# Directive
Copy each entry as it stands, leaving nothing out.

# Entries shown
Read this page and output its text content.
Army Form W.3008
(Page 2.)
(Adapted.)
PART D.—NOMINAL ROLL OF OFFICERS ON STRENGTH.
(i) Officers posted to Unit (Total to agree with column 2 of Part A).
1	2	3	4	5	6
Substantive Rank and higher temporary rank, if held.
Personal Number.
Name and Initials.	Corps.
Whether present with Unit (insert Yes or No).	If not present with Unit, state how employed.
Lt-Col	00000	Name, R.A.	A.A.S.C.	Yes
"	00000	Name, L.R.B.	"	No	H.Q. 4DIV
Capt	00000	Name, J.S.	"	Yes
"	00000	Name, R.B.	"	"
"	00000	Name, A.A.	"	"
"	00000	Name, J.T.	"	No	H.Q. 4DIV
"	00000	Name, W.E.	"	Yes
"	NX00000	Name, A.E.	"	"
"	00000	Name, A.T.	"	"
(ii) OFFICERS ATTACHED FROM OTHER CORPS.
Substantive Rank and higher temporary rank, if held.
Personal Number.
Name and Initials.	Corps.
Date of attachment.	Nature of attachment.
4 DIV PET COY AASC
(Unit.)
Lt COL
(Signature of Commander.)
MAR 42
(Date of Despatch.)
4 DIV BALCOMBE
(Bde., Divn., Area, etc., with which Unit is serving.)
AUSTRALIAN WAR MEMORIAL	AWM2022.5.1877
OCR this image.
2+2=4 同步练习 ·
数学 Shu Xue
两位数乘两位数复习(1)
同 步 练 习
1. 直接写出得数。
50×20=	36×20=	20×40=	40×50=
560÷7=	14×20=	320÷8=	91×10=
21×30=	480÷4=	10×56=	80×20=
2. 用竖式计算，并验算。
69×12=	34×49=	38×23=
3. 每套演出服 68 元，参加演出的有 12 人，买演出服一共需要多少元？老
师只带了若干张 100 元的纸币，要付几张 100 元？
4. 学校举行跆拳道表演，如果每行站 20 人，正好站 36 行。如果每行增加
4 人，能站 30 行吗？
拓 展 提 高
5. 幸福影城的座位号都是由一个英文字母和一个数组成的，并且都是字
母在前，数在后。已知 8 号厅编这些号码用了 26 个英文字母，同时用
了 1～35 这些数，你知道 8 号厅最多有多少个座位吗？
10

# Written solution
Read this page and output its text content.
Army Form W.3008
(Page 2.)
(Adapted.)
PART D.—NOMINAL ROLL OF OFFICERS ON STRENGTH.
(i) Officers posted to Unit (Total to agree with column 2 of Part A).
1	2	3	4	5	6
Substantive Rank and higher temporary rank, if held.
Personal Number.
Name and Initials.	Corps.
Whether present with Unit (insert Yes or No).	If not present with Unit, state how employed.
Lt-Col	00000	Name, R.A.	A.A.S.C.	Yes
"	00000	Name, L.R.B.	"	No	H.Q. 4DIV
Capt	00000	Name, J.S.	"	Yes
"	00000	Name, R.B.	"	"
"	00000	Name, A.A.	"	"
"	00000	Name, J.T.	"	No	H.Q. 4DIV
"	00000	Name, W.E.	"	Yes
"	NX00000	Name, A.E.	"	"
"	00000	Name, A.T.	"	"
(ii) OFFICERS ATTACHED FROM OTHER CORPS.
Substantive Rank and higher temporary rank, if held.
Personal Number.
Name and Initials.	Corps.
Date of attachment.	Nature of attachment.
4 DIV PET COY AASC
(Unit.)
Lt COL
(Signature of Commander.)
MAR 42
(Date of Despatch.)
4 DIV BALCOMBE
(Bde., Divn., Area, etc., with which Unit is serving.)
AUSTRALIAN WAR MEMORIAL	AWM2022.5.1877
OCR this image.
2+2=4 同步练习 ·
数学 Shu Xue
两位数乘两位数复习(1)
同 步 练 习
1. 直接写出得数。
50×20=	36×20=	20×40=	40×50=
560÷7=	14×20=	320÷8=	91×10=
21×30=	480÷4=	10×56=	80×20=
2. 用竖式计算，并验算。
69×12=	34×49=	38×23=
3. 每套演出服 68 元，参加演出的有 12 人，买演出服一共需要多少元？老
师只带了若干张 100 元的纸币，要付几张 100 元？
4. 学校举行跆拳道表演，如果每行站 20 人，正好站 36 行。如果每行增加
4 人，能站 30 行吗？
拓 展 提 高
5. 幸福影城的座位号都是由一个英文字母和一个数组成的，并且都是字
母在前，数在后。已知 8 号厅编这些号码用了 26 个英文字母，同时用
了 1～35 这些数，你知道 8 号厅最多有多少个座位吗？
10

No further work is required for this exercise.